### What the task requires
Please rewrite all of the entries below as a numbered list, leaving out any blank lines.

### Dataset rows
============================================================
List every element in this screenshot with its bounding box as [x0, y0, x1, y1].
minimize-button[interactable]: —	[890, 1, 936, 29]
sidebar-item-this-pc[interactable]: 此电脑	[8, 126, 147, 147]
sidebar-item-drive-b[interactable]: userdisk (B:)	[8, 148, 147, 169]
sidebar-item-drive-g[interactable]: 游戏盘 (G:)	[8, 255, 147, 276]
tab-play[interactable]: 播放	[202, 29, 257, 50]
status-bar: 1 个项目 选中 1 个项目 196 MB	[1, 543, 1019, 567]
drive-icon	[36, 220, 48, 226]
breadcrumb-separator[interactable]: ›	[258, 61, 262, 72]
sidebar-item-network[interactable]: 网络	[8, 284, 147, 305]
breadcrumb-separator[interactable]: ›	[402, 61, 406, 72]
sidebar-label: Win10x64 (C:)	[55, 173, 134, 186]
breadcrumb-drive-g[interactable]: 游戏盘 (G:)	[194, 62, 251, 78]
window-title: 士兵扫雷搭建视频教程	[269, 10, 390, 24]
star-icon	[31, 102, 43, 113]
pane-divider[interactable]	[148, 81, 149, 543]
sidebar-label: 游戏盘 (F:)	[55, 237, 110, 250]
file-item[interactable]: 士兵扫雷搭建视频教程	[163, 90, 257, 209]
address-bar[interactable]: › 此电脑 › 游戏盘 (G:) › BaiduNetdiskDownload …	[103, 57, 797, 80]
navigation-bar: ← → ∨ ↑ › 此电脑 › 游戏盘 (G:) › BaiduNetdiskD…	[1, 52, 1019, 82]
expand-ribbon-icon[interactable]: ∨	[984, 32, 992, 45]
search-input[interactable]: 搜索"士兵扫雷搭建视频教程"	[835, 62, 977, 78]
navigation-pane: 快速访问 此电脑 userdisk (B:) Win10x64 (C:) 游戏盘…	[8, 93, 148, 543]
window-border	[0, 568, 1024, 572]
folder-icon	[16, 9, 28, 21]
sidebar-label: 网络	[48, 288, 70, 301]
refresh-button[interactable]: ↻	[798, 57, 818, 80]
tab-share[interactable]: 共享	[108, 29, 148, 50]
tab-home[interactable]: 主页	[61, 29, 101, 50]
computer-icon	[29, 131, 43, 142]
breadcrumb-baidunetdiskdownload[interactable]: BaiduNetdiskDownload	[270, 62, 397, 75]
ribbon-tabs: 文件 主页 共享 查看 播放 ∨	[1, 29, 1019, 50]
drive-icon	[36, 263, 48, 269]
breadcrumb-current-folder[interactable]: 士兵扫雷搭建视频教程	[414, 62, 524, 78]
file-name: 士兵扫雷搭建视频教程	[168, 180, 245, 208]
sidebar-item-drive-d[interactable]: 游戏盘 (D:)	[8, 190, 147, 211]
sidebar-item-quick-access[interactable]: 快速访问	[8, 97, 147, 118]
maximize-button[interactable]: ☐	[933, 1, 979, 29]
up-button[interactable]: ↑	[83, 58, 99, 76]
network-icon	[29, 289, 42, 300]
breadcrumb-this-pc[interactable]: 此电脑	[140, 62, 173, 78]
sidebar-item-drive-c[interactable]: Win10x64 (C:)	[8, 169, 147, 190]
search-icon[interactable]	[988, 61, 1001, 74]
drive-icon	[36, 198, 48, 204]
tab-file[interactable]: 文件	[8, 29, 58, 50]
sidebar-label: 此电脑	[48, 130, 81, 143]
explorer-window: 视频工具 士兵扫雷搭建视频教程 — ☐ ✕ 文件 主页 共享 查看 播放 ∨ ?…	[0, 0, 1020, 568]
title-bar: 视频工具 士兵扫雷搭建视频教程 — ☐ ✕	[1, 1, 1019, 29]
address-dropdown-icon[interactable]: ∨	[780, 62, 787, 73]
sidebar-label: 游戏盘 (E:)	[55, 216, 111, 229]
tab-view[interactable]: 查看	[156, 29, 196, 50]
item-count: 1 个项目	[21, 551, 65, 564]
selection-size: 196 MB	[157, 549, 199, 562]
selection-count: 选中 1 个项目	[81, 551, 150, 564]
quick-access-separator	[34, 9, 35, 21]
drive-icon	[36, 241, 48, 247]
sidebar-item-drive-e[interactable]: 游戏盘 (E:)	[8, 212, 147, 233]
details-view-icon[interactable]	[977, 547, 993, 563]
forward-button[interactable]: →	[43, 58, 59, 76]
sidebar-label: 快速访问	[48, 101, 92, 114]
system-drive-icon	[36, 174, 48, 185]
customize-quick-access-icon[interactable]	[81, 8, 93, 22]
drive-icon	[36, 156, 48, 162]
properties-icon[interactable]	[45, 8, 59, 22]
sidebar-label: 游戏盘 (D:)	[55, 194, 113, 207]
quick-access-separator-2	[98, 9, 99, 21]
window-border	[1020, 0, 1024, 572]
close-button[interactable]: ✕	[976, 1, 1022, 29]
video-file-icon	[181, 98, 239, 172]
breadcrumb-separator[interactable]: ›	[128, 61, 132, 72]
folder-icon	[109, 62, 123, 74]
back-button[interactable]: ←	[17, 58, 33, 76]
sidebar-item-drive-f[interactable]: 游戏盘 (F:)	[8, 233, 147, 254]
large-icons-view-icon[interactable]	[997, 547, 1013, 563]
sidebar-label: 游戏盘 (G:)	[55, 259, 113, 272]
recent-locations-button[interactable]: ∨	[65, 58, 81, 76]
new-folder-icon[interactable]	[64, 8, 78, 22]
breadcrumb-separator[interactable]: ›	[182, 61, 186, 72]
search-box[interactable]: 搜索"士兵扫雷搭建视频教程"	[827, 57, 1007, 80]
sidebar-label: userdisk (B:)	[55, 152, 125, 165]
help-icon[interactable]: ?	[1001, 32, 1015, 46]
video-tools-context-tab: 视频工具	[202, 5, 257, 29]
============================================================
### Response for this exercise
1. List every element in this screenshot with its bounding box as [x0, y0, x1, y1].
2. minimize-button[interactable]: —	[890, 1, 936, 29]
3. sidebar-item-this-pc[interactable]: 此电脑	[8, 126, 147, 147]
4. sidebar-item-drive-b[interactable]: userdisk (B:)	[8, 148, 147, 169]
5. sidebar-item-drive-g[interactable]: 游戏盘 (G:)	[8, 255, 147, 276]
6. tab-play[interactable]: 播放	[202, 29, 257, 50]
7. status-bar: 1 个项目 选中 1 个项目 196 MB	[1, 543, 1019, 567]
8. drive-icon	[36, 220, 48, 226]
9. breadcrumb-separator[interactable]: ›	[258, 61, 262, 72]
10. sidebar-item-network[interactable]: 网络	[8, 284, 147, 305]
11. breadcrumb-separator[interactable]: ›	[402, 61, 406, 72]
12. sidebar-label: Win10x64 (C:)	[55, 173, 134, 186]
13. breadcrumb-drive-g[interactable]: 游戏盘 (G:)	[194, 62, 251, 78]
14. window-title: 士兵扫雷搭建视频教程	[269, 10, 390, 24]
15. star-icon	[31, 102, 43, 113]
16. pane-divider[interactable]	[148, 81, 149, 543]
17. sidebar-label: 游戏盘 (F:)	[55, 237, 110, 250]
18. file-item[interactable]: 士兵扫雷搭建视频教程	[163, 90, 257, 209]
19. address-bar[interactable]: › 此电脑 › 游戏盘 (G:) › BaiduNetdiskDownload …	[103, 57, 797, 80]
20. navigation-bar: ← → ∨ ↑ › 此电脑 › 游戏盘 (G:) › BaiduNetdiskD…	[1, 52, 1019, 82]
21. expand-ribbon-icon[interactable]: ∨	[984, 32, 992, 45]
22. search-input[interactable]: 搜索"士兵扫雷搭建视频教程"	[835, 62, 977, 78]
23. navigation-pane: 快速访问 此电脑 userdisk (B:) Win10x64 (C:) 游戏盘…	[8, 93, 148, 543]
24. window-border	[0, 568, 1024, 572]
25. folder-icon	[16, 9, 28, 21]
26. sidebar-label: 网络	[48, 288, 70, 301]
27. refresh-button[interactable]: ↻	[798, 57, 818, 80]
28. tab-share[interactable]: 共享	[108, 29, 148, 50]
29. tab-home[interactable]: 主页	[61, 29, 101, 50]
30. computer-icon	[29, 131, 43, 142]
31. breadcrumb-baidunetdiskdownload[interactable]: BaiduNetdiskDownload	[270, 62, 397, 75]
32. ribbon-tabs: 文件 主页 共享 查看 播放 ∨	[1, 29, 1019, 50]
33. drive-icon	[36, 263, 48, 269]
34. breadcrumb-current-folder[interactable]: 士兵扫雷搭建视频教程	[414, 62, 524, 78]
35. file-name: 士兵扫雷搭建视频教程	[168, 180, 245, 208]
36. sidebar-item-drive-d[interactable]: 游戏盘 (D:)	[8, 190, 147, 211]
37. sidebar-item-quick-access[interactable]: 快速访问	[8, 97, 147, 118]
38. maximize-button[interactable]: ☐	[933, 1, 979, 29]
39. up-button[interactable]: ↑	[83, 58, 99, 76]
40. network-icon	[29, 289, 42, 300]
41. breadcrumb-this-pc[interactable]: 此电脑	[140, 62, 173, 78]
42. sidebar-item-drive-c[interactable]: Win10x64 (C:)	[8, 169, 147, 190]
43. search-icon[interactable]	[988, 61, 1001, 74]
44. drive-icon	[36, 198, 48, 204]
45. tab-file[interactable]: 文件	[8, 29, 58, 50]
46. sidebar-label: 此电脑	[48, 130, 81, 143]
47. explorer-window: 视频工具 士兵扫雷搭建视频教程 — ☐ ✕ 文件 主页 共享 查看 播放 ∨ ?…	[0, 0, 1020, 568]
48. title-bar: 视频工具 士兵扫雷搭建视频教程 — ☐ ✕	[1, 1, 1019, 29]
49. address-dropdown-icon[interactable]: ∨	[780, 62, 787, 73]
50. sidebar-label: 游戏盘 (E:)	[55, 216, 111, 229]
51. tab-view[interactable]: 查看	[156, 29, 196, 50]
52. item-count: 1 个项目	[21, 551, 65, 564]
53. selection-size: 196 MB	[157, 549, 199, 562]
54. selection-count: 选中 1 个项目	[81, 551, 150, 564]
55. quick-access-separator	[34, 9, 35, 21]
56. drive-icon	[36, 241, 48, 247]
57. sidebar-item-drive-e[interactable]: 游戏盘 (E:)	[8, 212, 147, 233]
58. details-view-icon[interactable]	[977, 547, 993, 563]
59. forward-button[interactable]: →	[43, 58, 59, 76]
60. sidebar-label: 快速访问	[48, 101, 92, 114]
61. system-drive-icon	[36, 174, 48, 185]
62. customize-quick-access-icon[interactable]	[81, 8, 93, 22]
63. drive-icon	[36, 156, 48, 162]
64. properties-icon[interactable]	[45, 8, 59, 22]
65. sidebar-label: 游戏盘 (D:)	[55, 194, 113, 207]
66. quick-access-separator-2	[98, 9, 99, 21]
67. window-border	[1020, 0, 1024, 572]
68. close-button[interactable]: ✕	[976, 1, 1022, 29]
69. video-file-icon	[181, 98, 239, 172]
70. breadcrumb-separator[interactable]: ›	[128, 61, 132, 72]
71. folder-icon	[109, 62, 123, 74]
72. back-button[interactable]: ←	[17, 58, 33, 76]
73. sidebar-item-drive-f[interactable]: 游戏盘 (F:)	[8, 233, 147, 254]
74. large-icons-view-icon[interactable]	[997, 547, 1013, 563]
75. sidebar-label: 游戏盘 (G:)	[55, 259, 113, 272]
76. recent-locations-button[interactable]: ∨	[65, 58, 81, 76]
77. new-folder-icon[interactable]	[64, 8, 78, 22]
78. breadcrumb-separator[interactable]: ›	[182, 61, 186, 72]
79. search-box[interactable]: 搜索"士兵扫雷搭建视频教程"	[827, 57, 1007, 80]
80. sidebar-label: userdisk (B:)	[55, 152, 125, 165]
81. help-icon[interactable]: ?	[1001, 32, 1015, 46]
82. video-tools-context-tab: 视频工具	[202, 5, 257, 29]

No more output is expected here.